_Given instruction_
Below are some records; return each one exactly.

A run of records:
= = = = =
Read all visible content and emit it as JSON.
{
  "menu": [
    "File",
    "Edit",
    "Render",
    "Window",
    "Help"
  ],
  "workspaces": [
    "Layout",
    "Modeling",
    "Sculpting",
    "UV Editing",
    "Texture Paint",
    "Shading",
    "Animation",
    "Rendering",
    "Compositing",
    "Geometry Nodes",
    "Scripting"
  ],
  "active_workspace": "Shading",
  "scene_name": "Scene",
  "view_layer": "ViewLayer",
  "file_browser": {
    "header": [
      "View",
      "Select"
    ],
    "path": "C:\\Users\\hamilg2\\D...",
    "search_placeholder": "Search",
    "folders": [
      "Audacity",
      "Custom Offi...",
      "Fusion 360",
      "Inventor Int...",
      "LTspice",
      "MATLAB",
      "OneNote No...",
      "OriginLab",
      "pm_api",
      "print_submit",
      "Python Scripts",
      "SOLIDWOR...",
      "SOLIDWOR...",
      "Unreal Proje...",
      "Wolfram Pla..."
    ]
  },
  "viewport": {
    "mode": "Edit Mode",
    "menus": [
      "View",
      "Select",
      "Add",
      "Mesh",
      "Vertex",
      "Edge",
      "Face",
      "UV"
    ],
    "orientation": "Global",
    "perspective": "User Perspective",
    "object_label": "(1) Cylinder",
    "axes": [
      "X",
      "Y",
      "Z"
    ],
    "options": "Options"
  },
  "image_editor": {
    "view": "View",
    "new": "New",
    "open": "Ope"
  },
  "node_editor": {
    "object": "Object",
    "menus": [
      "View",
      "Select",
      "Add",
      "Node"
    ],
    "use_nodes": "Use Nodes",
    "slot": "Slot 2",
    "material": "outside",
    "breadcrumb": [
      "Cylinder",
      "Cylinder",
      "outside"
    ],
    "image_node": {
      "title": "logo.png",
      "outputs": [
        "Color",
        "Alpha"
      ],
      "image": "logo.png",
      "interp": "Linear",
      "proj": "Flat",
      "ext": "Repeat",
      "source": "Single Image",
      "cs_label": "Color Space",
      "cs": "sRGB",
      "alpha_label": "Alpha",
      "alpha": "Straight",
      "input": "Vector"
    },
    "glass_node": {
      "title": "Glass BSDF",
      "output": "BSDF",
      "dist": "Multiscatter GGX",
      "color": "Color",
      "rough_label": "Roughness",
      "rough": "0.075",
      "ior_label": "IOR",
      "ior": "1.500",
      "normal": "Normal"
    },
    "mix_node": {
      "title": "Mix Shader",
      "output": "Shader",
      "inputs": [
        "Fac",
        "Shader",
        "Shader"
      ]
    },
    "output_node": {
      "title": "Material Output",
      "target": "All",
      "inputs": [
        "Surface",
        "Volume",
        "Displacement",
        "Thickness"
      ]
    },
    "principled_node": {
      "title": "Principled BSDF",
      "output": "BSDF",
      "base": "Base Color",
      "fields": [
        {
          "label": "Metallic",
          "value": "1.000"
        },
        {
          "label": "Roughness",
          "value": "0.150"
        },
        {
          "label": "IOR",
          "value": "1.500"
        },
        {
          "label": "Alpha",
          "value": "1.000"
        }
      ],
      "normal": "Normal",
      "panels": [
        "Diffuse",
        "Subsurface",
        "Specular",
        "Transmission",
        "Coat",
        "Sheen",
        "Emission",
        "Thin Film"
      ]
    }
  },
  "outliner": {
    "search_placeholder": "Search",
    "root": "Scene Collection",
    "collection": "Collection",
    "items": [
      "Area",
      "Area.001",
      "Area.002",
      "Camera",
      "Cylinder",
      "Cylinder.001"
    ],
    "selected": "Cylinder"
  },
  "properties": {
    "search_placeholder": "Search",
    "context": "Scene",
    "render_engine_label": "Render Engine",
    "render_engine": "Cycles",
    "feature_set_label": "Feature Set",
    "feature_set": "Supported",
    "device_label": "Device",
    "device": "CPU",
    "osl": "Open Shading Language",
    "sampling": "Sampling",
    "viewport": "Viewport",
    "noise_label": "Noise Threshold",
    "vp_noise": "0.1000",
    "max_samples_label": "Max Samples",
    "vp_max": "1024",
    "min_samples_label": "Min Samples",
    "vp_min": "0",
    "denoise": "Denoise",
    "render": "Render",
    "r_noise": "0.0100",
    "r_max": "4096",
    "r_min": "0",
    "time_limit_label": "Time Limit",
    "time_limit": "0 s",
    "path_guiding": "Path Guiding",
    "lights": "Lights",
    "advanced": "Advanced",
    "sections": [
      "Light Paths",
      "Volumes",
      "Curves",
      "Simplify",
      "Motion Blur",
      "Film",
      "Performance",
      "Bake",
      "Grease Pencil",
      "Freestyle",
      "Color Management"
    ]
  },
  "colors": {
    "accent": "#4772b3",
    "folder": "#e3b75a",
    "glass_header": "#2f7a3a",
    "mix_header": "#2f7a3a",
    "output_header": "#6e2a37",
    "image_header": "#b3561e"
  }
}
= = = = =
_Solved problem_
Read all visible content and emit it as JSON.
{
  "menu": [
    "File",
    "Edit",
    "Render",
    "Window",
    "Help"
  ],
  "workspaces": [
    "Layout",
    "Modeling",
    "Sculpting",
    "UV Editing",
    "Texture Paint",
    "Shading",
    "Animation",
    "Rendering",
    "Compositing",
    "Geometry Nodes",
    "Scripting"
  ],
  "active_workspace": "Shading",
  "scene_name": "Scene",
  "view_layer": "ViewLayer",
  "file_browser": {
    "header": [
      "View",
      "Select"
    ],
    "path": "C:\\Users\\hamilg2\\D...",
    "search_placeholder": "Search",
    "folders": [
      "Audacity",
      "Custom Offi...",
      "Fusion 360",
      "Inventor Int...",
      "LTspice",
      "MATLAB",
      "OneNote No...",
      "OriginLab",
      "pm_api",
      "print_submit",
      "Python Scripts",
      "SOLIDWOR...",
      "SOLIDWOR...",
      "Unreal Proje...",
      "Wolfram Pla..."
    ]
  },
  "viewport": {
    "mode": "Edit Mode",
    "menus": [
      "View",
      "Select",
      "Add",
      "Mesh",
      "Vertex",
      "Edge",
      "Face",
      "UV"
    ],
    "orientation": "Global",
    "perspective": "User Perspective",
    "object_label": "(1) Cylinder",
    "axes": [
      "X",
      "Y",
      "Z"
    ],
    "options": "Options"
  },
  "image_editor": {
    "view": "View",
    "new": "New",
    "open": "Ope"
  },
  "node_editor": {
    "object": "Object",
    "menus": [
      "View",
      "Select",
      "Add",
      "Node"
    ],
    "use_nodes": "Use Nodes",
    "slot": "Slot 2",
    "material": "outside",
    "breadcrumb": [
      "Cylinder",
      "Cylinder",
      "outside"
    ],
    "image_node": {
      "title": "logo.png",
      "outputs": [
        "Color",
        "Alpha"
      ],
      "image": "logo.png",
      "interp": "Linear",
      "proj": "Flat",
      "ext": "Repeat",
      "source": "Single Image",
      "cs_label": "Color Space",
      "cs": "sRGB",
      "alpha_label": "Alpha",
      "alpha": "Straight",
      "input": "Vector"
    },
    "glass_node": {
      "title": "Glass BSDF",
      "output": "BSDF",
      "dist": "Multiscatter GGX",
      "color": "Color",
      "rough_label": "Roughness",
      "rough": "0.075",
      "ior_label": "IOR",
      "ior": "1.500",
      "normal": "Normal"
    },
    "mix_node": {
      "title": "Mix Shader",
      "output": "Shader",
      "inputs": [
        "Fac",
        "Shader",
        "Shader"
      ]
    },
    "output_node": {
      "title": "Material Output",
      "target": "All",
      "inputs": [
        "Surface",
        "Volume",
        "Displacement",
        "Thickness"
      ]
    },
    "principled_node": {
      "title": "Principled BSDF",
      "output": "BSDF",
      "base": "Base Color",
      "fields": [
        {
          "label": "Metallic",
          "value": "1.000"
        },
        {
          "label": "Roughness",
          "value": "0.150"
        },
        {
          "label": "IOR",
          "value": "1.500"
        },
        {
          "label": "Alpha",
          "value": "1.000"
        }
      ],
      "normal": "Normal",
      "panels": [
        "Diffuse",
        "Subsurface",
        "Specular",
        "Transmission",
        "Coat",
        "Sheen",
        "Emission",
        "Thin Film"
      ]
    }
  },
  "outliner": {
    "search_placeholder": "Search",
    "root": "Scene Collection",
    "collection": "Collection",
    "items": [
      "Area",
      "Area.001",
      "Area.002",
      "Camera",
      "Cylinder",
      "Cylinder.001"
    ],
    "selected": "Cylinder"
  },
  "properties": {
    "search_placeholder": "Search",
    "context": "Scene",
    "render_engine_label": "Render Engine",
    "render_engine": "Cycles",
    "feature_set_label": "Feature Set",
    "feature_set": "Supported",
    "device_label": "Device",
    "device": "CPU",
    "osl": "Open Shading Language",
    "sampling": "Sampling",
    "viewport": "Viewport",
    "noise_label": "Noise Threshold",
    "vp_noise": "0.1000",
    "max_samples_label": "Max Samples",
    "vp_max": "1024",
    "min_samples_label": "Min Samples",
    "vp_min": "0",
    "denoise": "Denoise",
    "render": "Render",
    "r_noise": "0.0100",
    "r_max": "4096",
    "r_min": "0",
    "time_limit_label": "Time Limit",
    "time_limit": "0 s",
    "path_guiding": "Path Guiding",
    "lights": "Lights",
    "advanced": "Advanced",
    "sections": [
      "Light Paths",
      "Volumes",
      "Curves",
      "Simplify",
      "Motion Blur",
      "Film",
      "Performance",
      "Bake",
      "Grease Pencil",
      "Freestyle",
      "Color Management"
    ]
  },
  "colors": {
    "accent": "#4772b3",
    "folder": "#e3b75a",
    "glass_header": "#2f7a3a",
    "mix_header": "#2f7a3a",
    "output_header": "#6e2a37",
    "image_header": "#b3561e"
  }
}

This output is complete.